Short exercise: The records below must be transcribed exactly. Do not include the pictures.

Given records:
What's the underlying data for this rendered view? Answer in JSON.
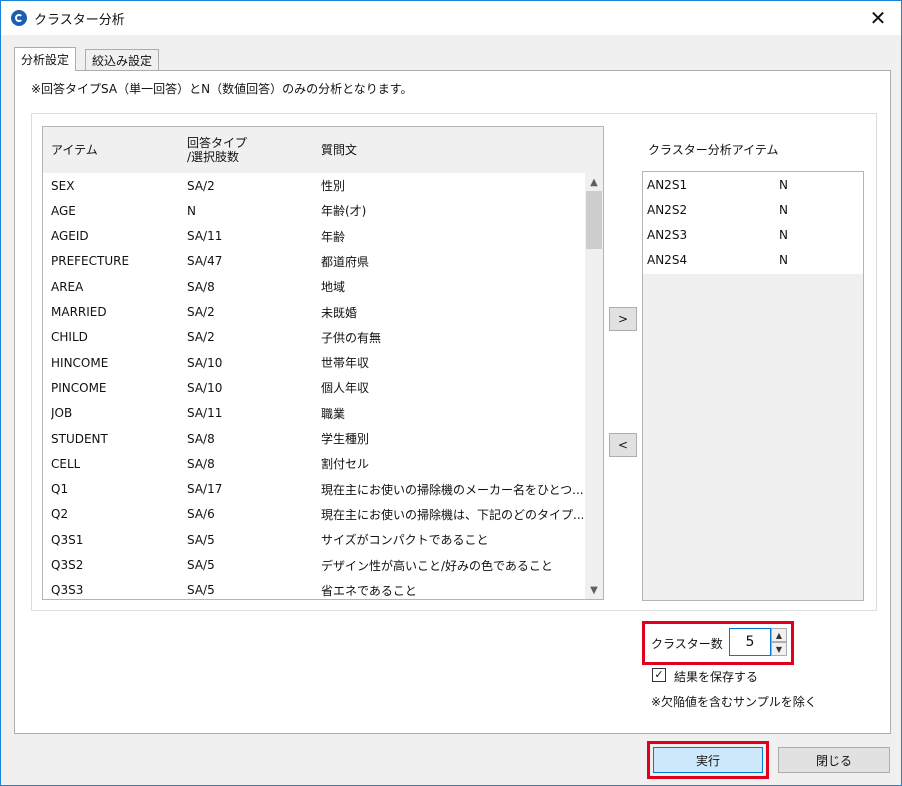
{
  "window": {
    "title": "クラスター分析",
    "close_label": "✕"
  },
  "tabs": [
    {
      "label": "分析設定",
      "active": true
    },
    {
      "label": "絞込み設定",
      "active": false
    }
  ],
  "notice": "※回答タイプSA（単一回答）とN（数値回答）のみの分析となります。",
  "item_list": {
    "headers": {
      "item": "アイテム",
      "type": "回答タイプ\n/選択肢数",
      "question": "質問文"
    },
    "rows": [
      {
        "item": "SEX",
        "type": "SA/2",
        "question": "性別"
      },
      {
        "item": "AGE",
        "type": "N",
        "question": "年齢(才)"
      },
      {
        "item": "AGEID",
        "type": "SA/11",
        "question": "年齢"
      },
      {
        "item": "PREFECTURE",
        "type": "SA/47",
        "question": "都道府県"
      },
      {
        "item": "AREA",
        "type": "SA/8",
        "question": "地域"
      },
      {
        "item": "MARRIED",
        "type": "SA/2",
        "question": "未既婚"
      },
      {
        "item": "CHILD",
        "type": "SA/2",
        "question": "子供の有無"
      },
      {
        "item": "HINCOME",
        "type": "SA/10",
        "question": "世帯年収"
      },
      {
        "item": "PINCOME",
        "type": "SA/10",
        "question": "個人年収"
      },
      {
        "item": "JOB",
        "type": "SA/11",
        "question": "職業"
      },
      {
        "item": "STUDENT",
        "type": "SA/8",
        "question": "学生種別"
      },
      {
        "item": "CELL",
        "type": "SA/8",
        "question": "割付セル"
      },
      {
        "item": "Q1",
        "type": "SA/17",
        "question": "現在主にお使いの掃除機のメーカー名をひとつ..."
      },
      {
        "item": "Q2",
        "type": "SA/6",
        "question": "現在主にお使いの掃除機は、下記のどのタイプ..."
      },
      {
        "item": "Q3S1",
        "type": "SA/5",
        "question": "サイズがコンパクトであること"
      },
      {
        "item": "Q3S2",
        "type": "SA/5",
        "question": "デザイン性が高いこと/好みの色であること"
      },
      {
        "item": "Q3S3",
        "type": "SA/5",
        "question": "省エネであること"
      }
    ]
  },
  "move_buttons": {
    "add": ">",
    "remove": "<"
  },
  "cluster_items": {
    "label": "クラスター分析アイテム",
    "rows": [
      {
        "item": "AN2S1",
        "type": "N"
      },
      {
        "item": "AN2S2",
        "type": "N"
      },
      {
        "item": "AN2S3",
        "type": "N"
      },
      {
        "item": "AN2S4",
        "type": "N"
      }
    ]
  },
  "cluster_count": {
    "label": "クラスター数",
    "value": "5"
  },
  "save_result": {
    "label": "結果を保存する",
    "checked": true
  },
  "exclusion_note": "※欠陥値を含むサンプルを除く",
  "buttons": {
    "run": "実行",
    "close": "閉じる"
  },
  "colors": {
    "highlight": "#e0001b",
    "run_button": "#cce8fa",
    "accent": "#0078d7"
  }
}
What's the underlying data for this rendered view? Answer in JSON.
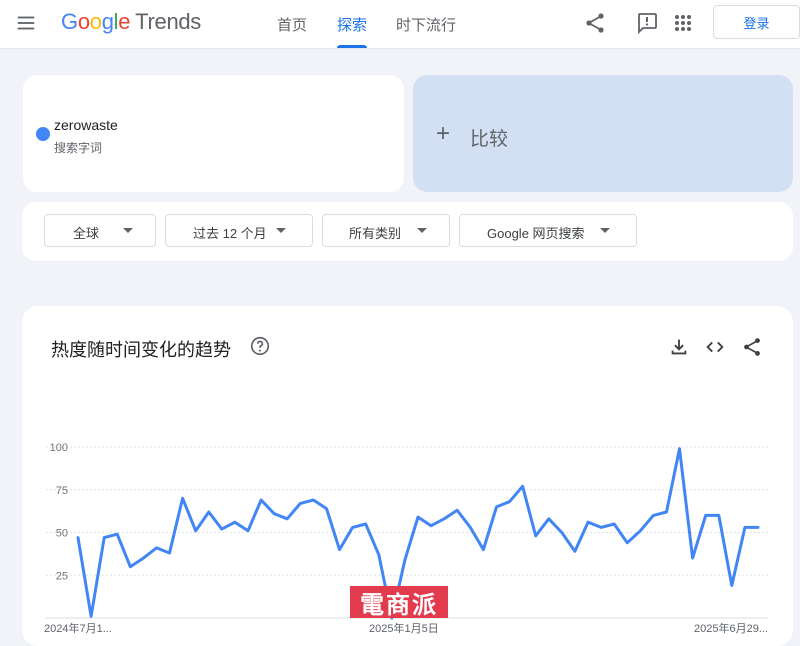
{
  "header": {
    "logo_google": "Google",
    "logo_trends": "Trends",
    "nav": [
      "首页",
      "探索",
      "时下流行"
    ],
    "active_nav": 1,
    "login_label": "登录"
  },
  "search": {
    "term": "zerowaste",
    "term_type": "搜索字词",
    "term_color": "#4285f4",
    "compare_label": "比较"
  },
  "filters": {
    "region": "全球",
    "time": "过去 12 个月",
    "category": "所有类别",
    "property": "Google 网页搜索"
  },
  "chart_section": {
    "title": "热度随时间变化的趋势",
    "icons": [
      "help-icon",
      "download-icon",
      "embed-icon",
      "share-icon"
    ]
  },
  "chart_data": {
    "type": "line",
    "ylim": [
      0,
      100
    ],
    "yticks": [
      25,
      50,
      75,
      100
    ],
    "x_labels": [
      "2024年7月1...",
      "2025年1月5日",
      "2025年6月29..."
    ],
    "series": [
      {
        "name": "zerowaste",
        "color": "#4285f4",
        "values": [
          47,
          1,
          47,
          49,
          30,
          35,
          41,
          38,
          70,
          51,
          62,
          52,
          56,
          51,
          69,
          61,
          58,
          67,
          69,
          64,
          40,
          53,
          55,
          37,
          0,
          34,
          59,
          54,
          58,
          63,
          53,
          40,
          65,
          68,
          77,
          48,
          58,
          50,
          39,
          56,
          53,
          55,
          44,
          51,
          60,
          62,
          99,
          35,
          60,
          60,
          19,
          53,
          53
        ]
      }
    ]
  },
  "watermark": "電商派"
}
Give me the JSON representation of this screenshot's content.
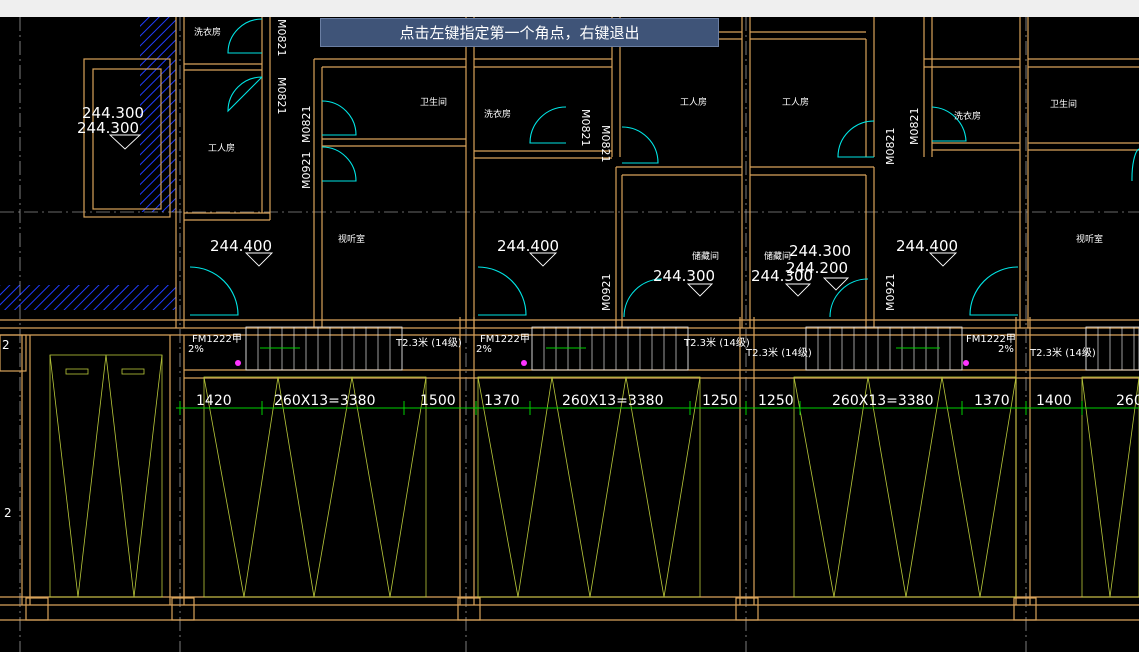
{
  "prompt": "点击左键指定第一个角点，右键退出",
  "colors": {
    "wall": "#d9a35b",
    "door": "#00e5e5",
    "dim": "#00d000",
    "hatch": "#1f3cff",
    "text": "#ffffff",
    "ramp": "#b9c93a",
    "mark": "#ff33ff"
  },
  "rooms": [
    {
      "label": "洗衣房"
    },
    {
      "label": "工人房"
    },
    {
      "label": "卫生间"
    },
    {
      "label": "洗衣房"
    },
    {
      "label": "工人房"
    },
    {
      "label": "工人房"
    },
    {
      "label": "洗衣房"
    },
    {
      "label": "卫生间"
    },
    {
      "label": "视听室"
    },
    {
      "label": "储藏间"
    },
    {
      "label": "储藏间"
    },
    {
      "label": "视听室"
    }
  ],
  "elevations": [
    {
      "value": "244.300"
    },
    {
      "value": "244.300"
    },
    {
      "value": "244.400"
    },
    {
      "value": "244.400"
    },
    {
      "value": "244.300"
    },
    {
      "value": "244.300"
    },
    {
      "value": "244.300"
    },
    {
      "value": "244.200"
    },
    {
      "value": "244.400"
    }
  ],
  "doors": [
    {
      "code": "M0821"
    },
    {
      "code": "M0821"
    },
    {
      "code": "M0821"
    },
    {
      "code": "M0921"
    },
    {
      "code": "M0821"
    },
    {
      "code": "M0821"
    },
    {
      "code": "M0921"
    },
    {
      "code": "M0821"
    },
    {
      "code": "M0921"
    },
    {
      "code": "M0821"
    }
  ],
  "fire_doors": [
    {
      "code": "FM1222甲"
    },
    {
      "code": "FM1222甲"
    },
    {
      "code": "FM1222甲"
    }
  ],
  "slopes": [
    {
      "value": "2%"
    },
    {
      "value": "2%"
    },
    {
      "value": "2%"
    }
  ],
  "stair_notes": [
    {
      "text": "T2.3米 (14级)"
    },
    {
      "text": "T2.3米 (14级)"
    },
    {
      "text": "T2.3米 (14级)"
    },
    {
      "text": "T2.3米 (14级)"
    }
  ],
  "dimensions": [
    {
      "text": "1420"
    },
    {
      "text": "260X13=3380"
    },
    {
      "text": "1500"
    },
    {
      "text": "1370"
    },
    {
      "text": "260X13=3380"
    },
    {
      "text": "1250"
    },
    {
      "text": "1250"
    },
    {
      "text": "260X13=3380"
    },
    {
      "text": "1370"
    },
    {
      "text": "1400"
    },
    {
      "text": "260"
    }
  ],
  "edge_labels": [
    {
      "text": "2"
    },
    {
      "text": "2"
    }
  ]
}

Solution:
What's the underlying data for this rendered view? Answer in JSON.
{
  "window": {
    "title": "クラスター分析",
    "close_label": "✕"
  },
  "tabs": [
    {
      "label": "分析設定",
      "active": true
    },
    {
      "label": "絞込み設定",
      "active": false
    }
  ],
  "notice": "※回答タイプSA（単一回答）とN（数値回答）のみの分析となります。",
  "item_list": {
    "headers": {
      "item": "アイテム",
      "type": "回答タイプ\n/選択肢数",
      "question": "質問文"
    },
    "rows": [
      {
        "item": "SEX",
        "type": "SA/2",
        "question": "性別"
      },
      {
        "item": "AGE",
        "type": "N",
        "question": "年齢(才)"
      },
      {
        "item": "AGEID",
        "type": "SA/11",
        "question": "年齢"
      },
      {
        "item": "PREFECTURE",
        "type": "SA/47",
        "question": "都道府県"
      },
      {
        "item": "AREA",
        "type": "SA/8",
        "question": "地域"
      },
      {
        "item": "MARRIED",
        "type": "SA/2",
        "question": "未既婚"
      },
      {
        "item": "CHILD",
        "type": "SA/2",
        "question": "子供の有無"
      },
      {
        "item": "HINCOME",
        "type": "SA/10",
        "question": "世帯年収"
      },
      {
        "item": "PINCOME",
        "type": "SA/10",
        "question": "個人年収"
      },
      {
        "item": "JOB",
        "type": "SA/11",
        "question": "職業"
      },
      {
        "item": "STUDENT",
        "type": "SA/8",
        "question": "学生種別"
      },
      {
        "item": "CELL",
        "type": "SA/8",
        "question": "割付セル"
      },
      {
        "item": "Q1",
        "type": "SA/17",
        "question": "現在主にお使いの掃除機のメーカー名をひとつ..."
      },
      {
        "item": "Q2",
        "type": "SA/6",
        "question": "現在主にお使いの掃除機は、下記のどのタイプ..."
      },
      {
        "item": "Q3S1",
        "type": "SA/5",
        "question": "サイズがコンパクトであること"
      },
      {
        "item": "Q3S2",
        "type": "SA/5",
        "question": "デザイン性が高いこと/好みの色であること"
      },
      {
        "item": "Q3S3",
        "type": "SA/5",
        "question": "省エネであること"
      }
    ]
  },
  "move_buttons": {
    "add": ">",
    "remove": "<"
  },
  "cluster_items": {
    "label": "クラスター分析アイテム",
    "rows": [
      {
        "item": "AN2S1",
        "type": "N"
      },
      {
        "item": "AN2S2",
        "type": "N"
      },
      {
        "item": "AN2S3",
        "type": "N"
      },
      {
        "item": "AN2S4",
        "type": "N"
      }
    ]
  },
  "cluster_count": {
    "label": "クラスター数",
    "value": "5"
  },
  "save_result": {
    "label": "結果を保存する",
    "checked": true
  },
  "exclusion_note": "※欠陥値を含むサンプルを除く",
  "buttons": {
    "run": "実行",
    "close": "閉じる"
  },
  "colors": {
    "highlight": "#e0001b",
    "run_button": "#cce8fa",
    "accent": "#0078d7"
  }
}
What's the underlying data for this rendered view? Answer in JSON.
{
  "header": {
    "logo_google": "Google",
    "logo_trends": "Trends",
    "nav": [
      "首页",
      "探索",
      "时下流行"
    ],
    "active_nav": 1,
    "login_label": "登录"
  },
  "search": {
    "term": "zerowaste",
    "term_type": "搜索字词",
    "term_color": "#4285f4",
    "compare_label": "比较"
  },
  "filters": {
    "region": "全球",
    "time": "过去 12 个月",
    "category": "所有类别",
    "property": "Google 网页搜索"
  },
  "chart_section": {
    "title": "热度随时间变化的趋势",
    "icons": [
      "help-icon",
      "download-icon",
      "embed-icon",
      "share-icon"
    ]
  },
  "chart_data": {
    "type": "line",
    "ylim": [
      0,
      100
    ],
    "yticks": [
      25,
      50,
      75,
      100
    ],
    "x_labels": [
      "2024年7月1...",
      "2025年1月5日",
      "2025年6月29..."
    ],
    "series": [
      {
        "name": "zerowaste",
        "color": "#4285f4",
        "values": [
          47,
          1,
          47,
          49,
          30,
          35,
          41,
          38,
          70,
          51,
          62,
          52,
          56,
          51,
          69,
          61,
          58,
          67,
          69,
          64,
          40,
          53,
          55,
          37,
          0,
          34,
          59,
          54,
          58,
          63,
          53,
          40,
          65,
          68,
          77,
          48,
          58,
          50,
          39,
          56,
          53,
          55,
          44,
          51,
          60,
          62,
          99,
          35,
          60,
          60,
          19,
          53,
          53
        ]
      }
    ]
  },
  "watermark": "電商派"
}
Give me the JSON representation of this screenshot's content.
{
  "prompt": "点击左键指定第一个角点，右键退出",
  "colors": {
    "wall": "#d9a35b",
    "door": "#00e5e5",
    "dim": "#00d000",
    "hatch": "#1f3cff",
    "text": "#ffffff",
    "ramp": "#b9c93a",
    "mark": "#ff33ff"
  },
  "rooms": [
    {
      "label": "洗衣房"
    },
    {
      "label": "工人房"
    },
    {
      "label": "卫生间"
    },
    {
      "label": "洗衣房"
    },
    {
      "label": "工人房"
    },
    {
      "label": "工人房"
    },
    {
      "label": "洗衣房"
    },
    {
      "label": "卫生间"
    },
    {
      "label": "视听室"
    },
    {
      "label": "储藏间"
    },
    {
      "label": "储藏间"
    },
    {
      "label": "视听室"
    }
  ],
  "elevations": [
    {
      "value": "244.300"
    },
    {
      "value": "244.300"
    },
    {
      "value": "244.400"
    },
    {
      "value": "244.400"
    },
    {
      "value": "244.300"
    },
    {
      "value": "244.300"
    },
    {
      "value": "244.300"
    },
    {
      "value": "244.200"
    },
    {
      "value": "244.400"
    }
  ],
  "doors": [
    {
      "code": "M0821"
    },
    {
      "code": "M0821"
    },
    {
      "code": "M0821"
    },
    {
      "code": "M0921"
    },
    {
      "code": "M0821"
    },
    {
      "code": "M0821"
    },
    {
      "code": "M0921"
    },
    {
      "code": "M0821"
    },
    {
      "code": "M0921"
    },
    {
      "code": "M0821"
    }
  ],
  "fire_doors": [
    {
      "code": "FM1222甲"
    },
    {
      "code": "FM1222甲"
    },
    {
      "code": "FM1222甲"
    }
  ],
  "slopes": [
    {
      "value": "2%"
    },
    {
      "value": "2%"
    },
    {
      "value": "2%"
    }
  ],
  "stair_notes": [
    {
      "text": "T2.3米 (14级)"
    },
    {
      "text": "T2.3米 (14级)"
    },
    {
      "text": "T2.3米 (14级)"
    },
    {
      "text": "T2.3米 (14级)"
    }
  ],
  "dimensions": [
    {
      "text": "1420"
    },
    {
      "text": "260X13=3380"
    },
    {
      "text": "1500"
    },
    {
      "text": "1370"
    },
    {
      "text": "260X13=3380"
    },
    {
      "text": "1250"
    },
    {
      "text": "1250"
    },
    {
      "text": "260X13=3380"
    },
    {
      "text": "1370"
    },
    {
      "text": "1400"
    },
    {
      "text": "260"
    }
  ],
  "edge_labels": [
    {
      "text": "2"
    },
    {
      "text": "2"
    }
  ]
}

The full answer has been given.